Dataset items:
══════════
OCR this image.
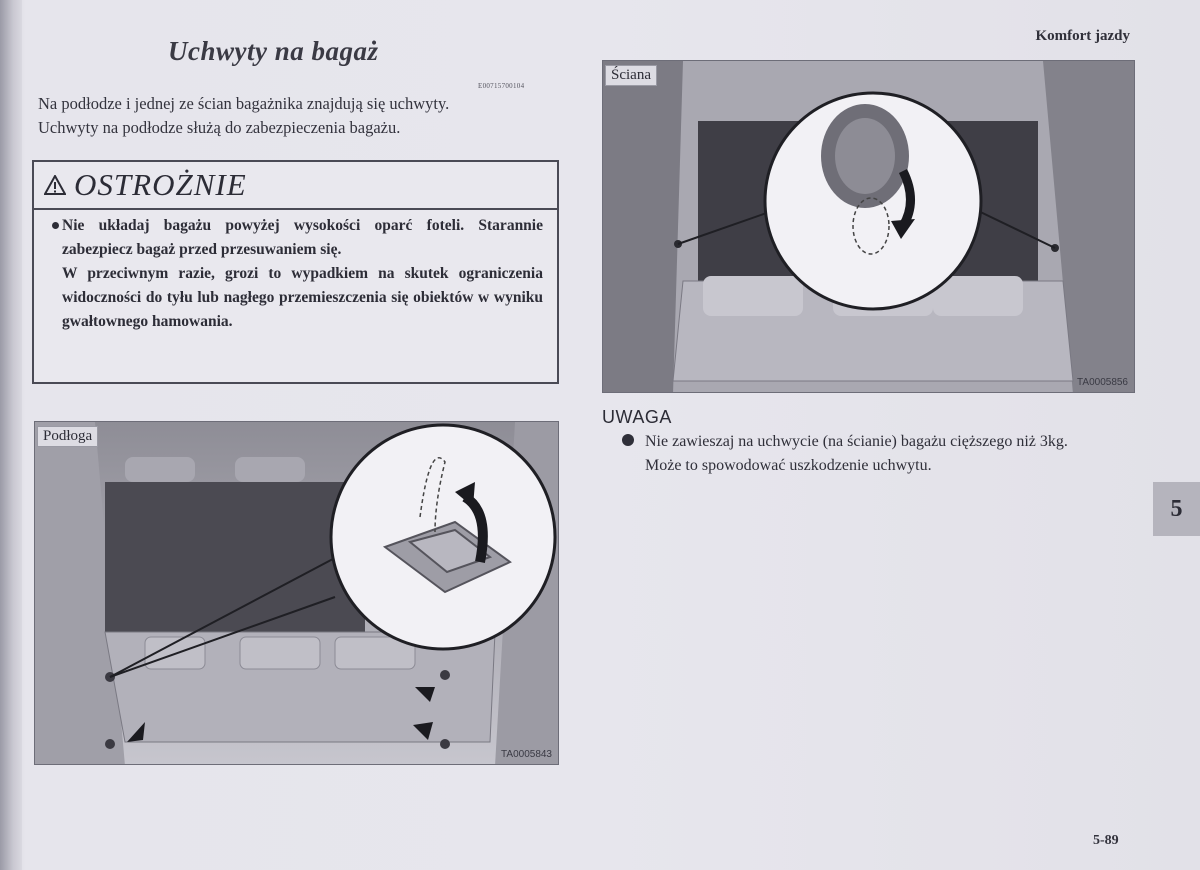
Uchwyty na bagaż	Komfort jazdy
E00715700104
Na podłodze i jednej ze ścian bagażnika znajdują się uchwyty.
Uchwyty na podłodze służą do zabezpieczenia bagażu.
OSTROŻNIE
Nie układaj bagażu powyżej wysokości oparć foteli. Starannie zabezpiecz bagaż przed przesuwaniem się.
W przeciwnym razie, grozi to wypadkiem na skutek ograniczenia widoczności do tyłu lub nagłego przemieszczenia się obiektów w wyniku gwałtownego hamowania.
Podłoga
TA0005843
Ściana
TA0005856
UWAGA
Nie zawieszaj na uchwycie (na ścianie) bagażu cięższego niż 3kg.
Może to spowodować uszkodzenie uchwytu.
5
5-89
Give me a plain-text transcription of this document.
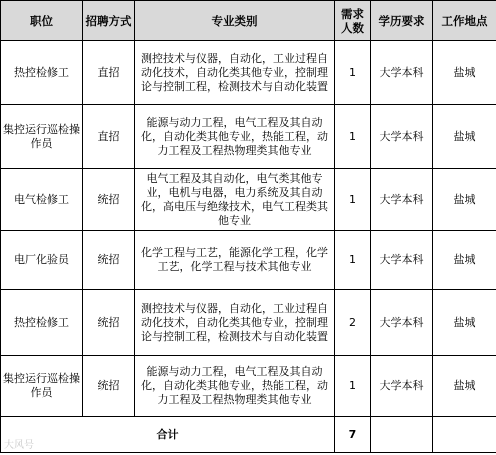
职位	招聘方式	专业类别	需求人数	学历要求	工作地点
热控检修工	直招	测控技术与仪器，自动化，工业过程自动化技术，自动化类其他专业，控制理论与控制工程，检测技术与自动化装置	1	大学本科	盐城
集控运行巡检操作员	直招	能源与动力工程，电气工程及其自动化，自动化类其他专业，热能工程，动力工程及工程热物理类其他专业	1	大学本科	盐城
电气检修工	统招	电气工程及其自动化，电气类其他专业，电机与电器，电力系统及其自动化，高电压与绝缘技术，电气工程类其他专业	1	大学本科	盐城
电厂化验员	统招	化学工程与工艺，能源化学工程，化学工艺，化学工程与技术其他专业	1	大学本科	盐城
热控检修工	统招	测控技术与仪器，自动化，工业过程自动化技术，自动化类其他专业，控制理论与控制工程，检测技术与自动化装置	2	大学本科	盐城
集控运行巡检操作员	统招	能源与动力工程，电气工程及其自动化，自动化类其他专业，热能工程，动力工程及工程热物理类其他专业	1	大学本科	盐城
合计			7		
大风号
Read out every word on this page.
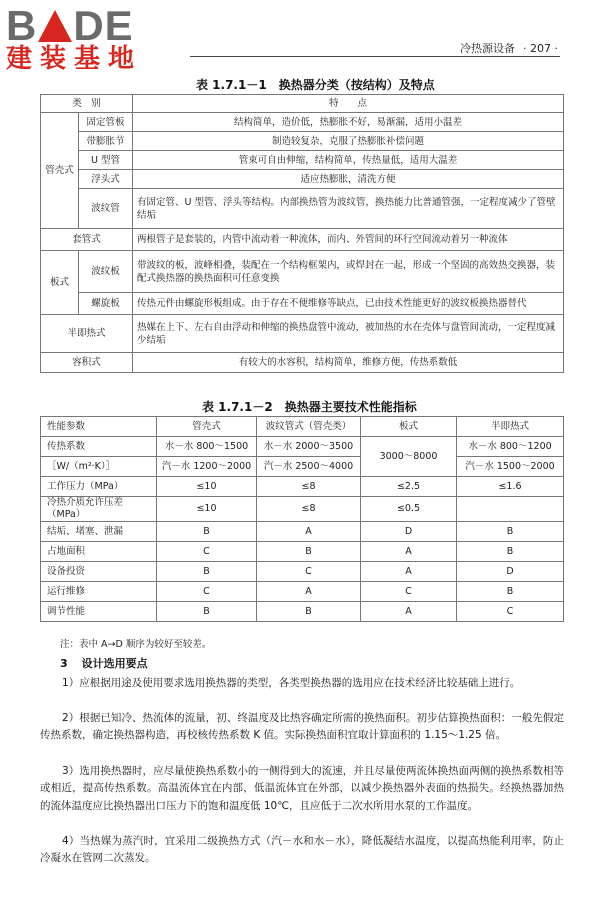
B DE
建装基地	冷热源设备 · 207 ·
表 1.7.1－1 换热器分类（按结构）及特点
类　别		特　　点
管壳式	固定管板	结构简单，造价低，热膨胀不好，易渐漏，适用小温差
	带膨胀节	制造较复杂，克服了热膨胀补偿问题
	U 型管	管束可自由伸缩，结构简单，传热量低，适用大温差
	浮头式	适应热膨胀，清洗方便
	波纹管	有固定管、U 型管、浮头等结构。内部换热管为波纹管，换热能力比普通管强，一定程度减少了管壁结垢
套管式		两根管子是套装的，内管中流动着一种流体，而内、外管间的环行空间流动着另一种流体
板式	波纹板	带波纹的板，波峰相叠，装配在一个结构框架内，或焊封在一起，形成一个坚固的高效热交换器，装配式换热器的换热面积可任意变换
	螺旋板	传热元件由螺旋形板组成。由于存在不便维修等缺点，已由技术性能更好的波纹板换热器替代
半即热式		热媒在上下、左右自由浮动和伸缩的换热盘管中流动，被加热的水在壳体与盘管间流动，一定程度减少结垢
容积式		有较大的水容积，结构简单，维修方便，传热系数低
表 1.7.1－2 换热器主要技术性能指标
性能参数	管壳式	波纹管式（管壳类）	板式	半即热式
传热系数	水－水 800～1500	水－水 2000～3500	3000～8000	水－水 800～1200
［W/（m²·K）］	汽－水 1200～2000	汽－水 2500～4000		汽－水 1500～2000
工作压力（MPa）	≤10	≤8	≤2.5	≤1.6
冷热介质允许压差（MPa）	≤10	≤8	≤0.5	
结垢、堵塞、泄漏	B	A	D	B
占地面积	C	B	A	B
设备投资	B	C	A	D
运行维修	C	A	C	B
调节性能	B	B	A	C
注：表中 A→D 顺序为较好至较差。
3 设计选用要点

1）应根据用途及使用要求选用换热器的类型，各类型换热器的选用应在技术经济比较基础上进行。

2）根据已知冷、热流体的流量，初、终温度及比热容确定所需的换热面积。初步估算换热面积：一般先假定传热系数，确定换热器构造，再校核传热系数 K 值。实际换热面积宜取计算面积的 1.15～1.25 倍。

3）选用换热器时，应尽量使换热系数小的一侧得到大的流速，并且尽量使两流体换热面两侧的换热系数相等或相近，提高传热系数。高温流体宜在内部，低温流体宜在外部，以减少换热器外表面的热损失。经换热器加热的流体温度应比换热器出口压力下的饱和温度低 10℃，且应低于二次水所用水泵的工作温度。

4）当热媒为蒸汽时，宜采用二级换热方式（汽－水和水－水），降低凝结水温度，以提高热能利用率，防止冷凝水在管网二次蒸发。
══════════
> [INSTRUCTIONS TO FOLLOW]: Where a line above contains the word "检测技术与自动化装置", copy that line.

> [FULL OUTPUT]:
热控检修工	直招	测控技术与仪器，自动化，工业过程自动化技术，自动化类其他专业，控制理论与控制工程，检测技术与自动化装置	1	大学本科	盐城
热控检修工	统招	测控技术与仪器，自动化，工业过程自动化技术，自动化类其他专业，控制理论与控制工程，检测技术与自动化装置	2	大学本科	盐城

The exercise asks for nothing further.